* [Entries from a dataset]
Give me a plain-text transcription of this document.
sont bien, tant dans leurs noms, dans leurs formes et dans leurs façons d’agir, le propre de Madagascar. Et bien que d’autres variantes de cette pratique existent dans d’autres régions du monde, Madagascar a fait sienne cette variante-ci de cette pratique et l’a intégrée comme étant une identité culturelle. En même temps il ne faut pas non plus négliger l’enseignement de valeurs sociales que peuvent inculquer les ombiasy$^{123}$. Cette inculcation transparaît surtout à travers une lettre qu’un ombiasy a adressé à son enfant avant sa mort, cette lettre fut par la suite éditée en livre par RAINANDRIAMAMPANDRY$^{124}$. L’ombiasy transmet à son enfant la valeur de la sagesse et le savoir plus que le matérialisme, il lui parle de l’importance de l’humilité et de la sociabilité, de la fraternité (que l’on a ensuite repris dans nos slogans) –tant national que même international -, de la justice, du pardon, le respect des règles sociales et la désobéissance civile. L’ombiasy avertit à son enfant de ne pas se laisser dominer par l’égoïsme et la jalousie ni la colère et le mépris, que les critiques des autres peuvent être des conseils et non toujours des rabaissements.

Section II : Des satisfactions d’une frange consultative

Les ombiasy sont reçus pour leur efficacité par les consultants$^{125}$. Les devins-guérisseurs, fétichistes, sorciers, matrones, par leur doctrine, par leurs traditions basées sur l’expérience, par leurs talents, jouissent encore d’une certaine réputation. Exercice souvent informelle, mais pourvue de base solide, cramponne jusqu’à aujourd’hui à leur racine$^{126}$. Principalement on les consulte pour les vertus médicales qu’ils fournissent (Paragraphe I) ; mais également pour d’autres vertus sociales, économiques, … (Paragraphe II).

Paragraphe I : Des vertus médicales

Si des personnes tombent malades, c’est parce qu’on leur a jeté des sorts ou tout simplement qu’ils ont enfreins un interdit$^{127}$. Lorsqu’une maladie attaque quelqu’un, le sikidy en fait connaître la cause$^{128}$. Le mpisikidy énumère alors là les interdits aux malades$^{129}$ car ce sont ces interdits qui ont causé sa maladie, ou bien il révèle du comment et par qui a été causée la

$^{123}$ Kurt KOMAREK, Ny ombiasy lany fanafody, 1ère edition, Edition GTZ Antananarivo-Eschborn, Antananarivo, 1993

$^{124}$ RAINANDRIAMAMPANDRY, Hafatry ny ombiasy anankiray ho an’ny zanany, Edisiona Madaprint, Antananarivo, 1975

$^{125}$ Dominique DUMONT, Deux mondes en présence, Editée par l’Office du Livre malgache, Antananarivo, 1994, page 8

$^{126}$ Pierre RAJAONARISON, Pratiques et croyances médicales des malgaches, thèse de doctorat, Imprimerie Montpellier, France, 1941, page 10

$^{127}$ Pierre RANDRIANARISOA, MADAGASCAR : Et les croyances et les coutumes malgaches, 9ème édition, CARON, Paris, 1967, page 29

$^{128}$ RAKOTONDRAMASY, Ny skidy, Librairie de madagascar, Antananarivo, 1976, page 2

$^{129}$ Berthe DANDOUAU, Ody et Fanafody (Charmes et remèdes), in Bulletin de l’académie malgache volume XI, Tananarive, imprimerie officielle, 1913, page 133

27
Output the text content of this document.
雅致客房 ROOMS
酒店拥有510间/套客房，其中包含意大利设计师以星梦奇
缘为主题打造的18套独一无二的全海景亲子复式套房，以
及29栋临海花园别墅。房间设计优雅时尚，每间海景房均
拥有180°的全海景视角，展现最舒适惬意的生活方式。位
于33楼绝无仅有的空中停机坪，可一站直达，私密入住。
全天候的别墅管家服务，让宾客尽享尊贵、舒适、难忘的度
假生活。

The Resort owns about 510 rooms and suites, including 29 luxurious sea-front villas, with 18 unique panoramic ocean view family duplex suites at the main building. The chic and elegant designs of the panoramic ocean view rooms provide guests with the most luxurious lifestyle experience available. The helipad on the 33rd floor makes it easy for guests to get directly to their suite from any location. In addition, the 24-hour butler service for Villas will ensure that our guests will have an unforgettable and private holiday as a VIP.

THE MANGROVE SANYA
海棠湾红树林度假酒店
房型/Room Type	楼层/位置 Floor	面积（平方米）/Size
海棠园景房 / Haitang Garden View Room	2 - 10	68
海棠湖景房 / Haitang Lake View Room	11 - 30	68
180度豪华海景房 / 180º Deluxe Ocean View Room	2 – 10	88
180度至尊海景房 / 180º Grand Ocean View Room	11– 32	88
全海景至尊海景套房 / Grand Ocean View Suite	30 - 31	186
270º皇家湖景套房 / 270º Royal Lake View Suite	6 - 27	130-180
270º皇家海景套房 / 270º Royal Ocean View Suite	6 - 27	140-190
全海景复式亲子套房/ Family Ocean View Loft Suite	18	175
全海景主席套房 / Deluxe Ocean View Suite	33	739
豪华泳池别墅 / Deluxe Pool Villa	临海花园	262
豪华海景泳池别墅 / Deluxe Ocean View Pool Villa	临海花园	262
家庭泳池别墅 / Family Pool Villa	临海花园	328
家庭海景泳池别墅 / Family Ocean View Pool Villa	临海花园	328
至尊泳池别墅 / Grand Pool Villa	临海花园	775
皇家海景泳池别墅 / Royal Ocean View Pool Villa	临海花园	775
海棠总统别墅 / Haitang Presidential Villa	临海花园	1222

* [What is required]
Only lines with the string "malgaches" belong in your answer; copy each one.

* [Exercise answer]
$^{126}$ Pierre RAJAONARISON, Pratiques et croyances médicales des malgaches, thèse de doctorat, Imprimerie Montpellier, France, 1941, page 10
$^{127}$ Pierre RANDRIANARISOA, MADAGASCAR : Et les croyances et les coutumes malgaches, 9ème édition, CARON, Paris, 1967, page 29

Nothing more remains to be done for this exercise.